* Exercise directions *
Determine the count of lines holding the string "heading". Return only the number.

* Material for the task *
######

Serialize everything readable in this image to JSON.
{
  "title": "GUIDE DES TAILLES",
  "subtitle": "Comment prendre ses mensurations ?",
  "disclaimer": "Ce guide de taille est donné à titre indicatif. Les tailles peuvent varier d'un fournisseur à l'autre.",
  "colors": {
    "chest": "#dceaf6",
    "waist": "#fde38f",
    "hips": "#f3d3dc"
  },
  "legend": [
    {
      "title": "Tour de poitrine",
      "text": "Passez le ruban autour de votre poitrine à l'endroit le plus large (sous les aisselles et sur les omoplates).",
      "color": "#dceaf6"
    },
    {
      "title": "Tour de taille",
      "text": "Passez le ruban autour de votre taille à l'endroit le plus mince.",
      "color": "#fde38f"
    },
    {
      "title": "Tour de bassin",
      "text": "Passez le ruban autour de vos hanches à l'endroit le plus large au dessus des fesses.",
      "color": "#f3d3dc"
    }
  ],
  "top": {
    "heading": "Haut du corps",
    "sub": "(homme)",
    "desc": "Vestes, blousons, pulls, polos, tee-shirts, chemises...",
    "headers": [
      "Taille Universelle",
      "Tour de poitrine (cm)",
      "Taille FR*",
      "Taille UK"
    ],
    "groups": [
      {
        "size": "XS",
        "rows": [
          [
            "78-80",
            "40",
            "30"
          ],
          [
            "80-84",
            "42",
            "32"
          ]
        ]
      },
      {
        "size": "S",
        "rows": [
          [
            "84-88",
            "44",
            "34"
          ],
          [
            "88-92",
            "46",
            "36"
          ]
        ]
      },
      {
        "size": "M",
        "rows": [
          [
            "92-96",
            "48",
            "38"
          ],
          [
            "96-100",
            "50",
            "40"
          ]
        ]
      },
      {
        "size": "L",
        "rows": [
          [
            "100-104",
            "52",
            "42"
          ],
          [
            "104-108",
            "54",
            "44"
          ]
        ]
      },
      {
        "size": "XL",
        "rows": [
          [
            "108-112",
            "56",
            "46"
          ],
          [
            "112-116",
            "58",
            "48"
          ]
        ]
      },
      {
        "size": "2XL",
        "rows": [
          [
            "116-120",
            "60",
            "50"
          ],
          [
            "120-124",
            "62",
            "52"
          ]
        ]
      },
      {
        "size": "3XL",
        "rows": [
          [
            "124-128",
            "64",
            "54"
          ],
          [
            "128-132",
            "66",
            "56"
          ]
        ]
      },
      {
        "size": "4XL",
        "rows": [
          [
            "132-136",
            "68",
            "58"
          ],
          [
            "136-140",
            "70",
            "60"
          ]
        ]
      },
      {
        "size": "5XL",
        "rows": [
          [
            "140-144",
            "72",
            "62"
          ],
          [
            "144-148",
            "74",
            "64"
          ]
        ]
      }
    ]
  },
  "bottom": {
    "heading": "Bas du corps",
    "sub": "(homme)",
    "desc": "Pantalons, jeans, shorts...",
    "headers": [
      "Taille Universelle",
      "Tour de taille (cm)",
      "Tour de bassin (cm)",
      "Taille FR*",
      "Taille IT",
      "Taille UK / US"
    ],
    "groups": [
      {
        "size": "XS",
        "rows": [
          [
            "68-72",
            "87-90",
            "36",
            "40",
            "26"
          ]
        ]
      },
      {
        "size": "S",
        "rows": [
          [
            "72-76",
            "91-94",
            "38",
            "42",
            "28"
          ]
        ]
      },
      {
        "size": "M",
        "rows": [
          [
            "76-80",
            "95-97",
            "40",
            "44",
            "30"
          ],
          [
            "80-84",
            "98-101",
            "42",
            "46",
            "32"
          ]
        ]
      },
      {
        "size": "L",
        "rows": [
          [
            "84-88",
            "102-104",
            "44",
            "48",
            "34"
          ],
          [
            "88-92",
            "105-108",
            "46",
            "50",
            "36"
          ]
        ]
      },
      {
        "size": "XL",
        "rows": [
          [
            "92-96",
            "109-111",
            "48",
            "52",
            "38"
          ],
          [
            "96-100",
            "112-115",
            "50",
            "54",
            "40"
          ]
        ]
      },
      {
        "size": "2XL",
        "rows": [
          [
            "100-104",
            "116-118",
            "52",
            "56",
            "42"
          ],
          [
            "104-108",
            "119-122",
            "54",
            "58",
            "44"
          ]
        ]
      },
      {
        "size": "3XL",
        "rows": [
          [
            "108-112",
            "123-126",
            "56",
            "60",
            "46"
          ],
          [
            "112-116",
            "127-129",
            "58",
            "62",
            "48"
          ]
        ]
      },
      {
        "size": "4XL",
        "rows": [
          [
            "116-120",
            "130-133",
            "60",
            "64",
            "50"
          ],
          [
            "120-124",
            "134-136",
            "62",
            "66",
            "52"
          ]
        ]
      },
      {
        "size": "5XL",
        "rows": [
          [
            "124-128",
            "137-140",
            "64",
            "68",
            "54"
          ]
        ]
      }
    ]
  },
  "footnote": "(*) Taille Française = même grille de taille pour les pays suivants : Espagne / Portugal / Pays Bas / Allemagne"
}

######

* Solution to the problem *
2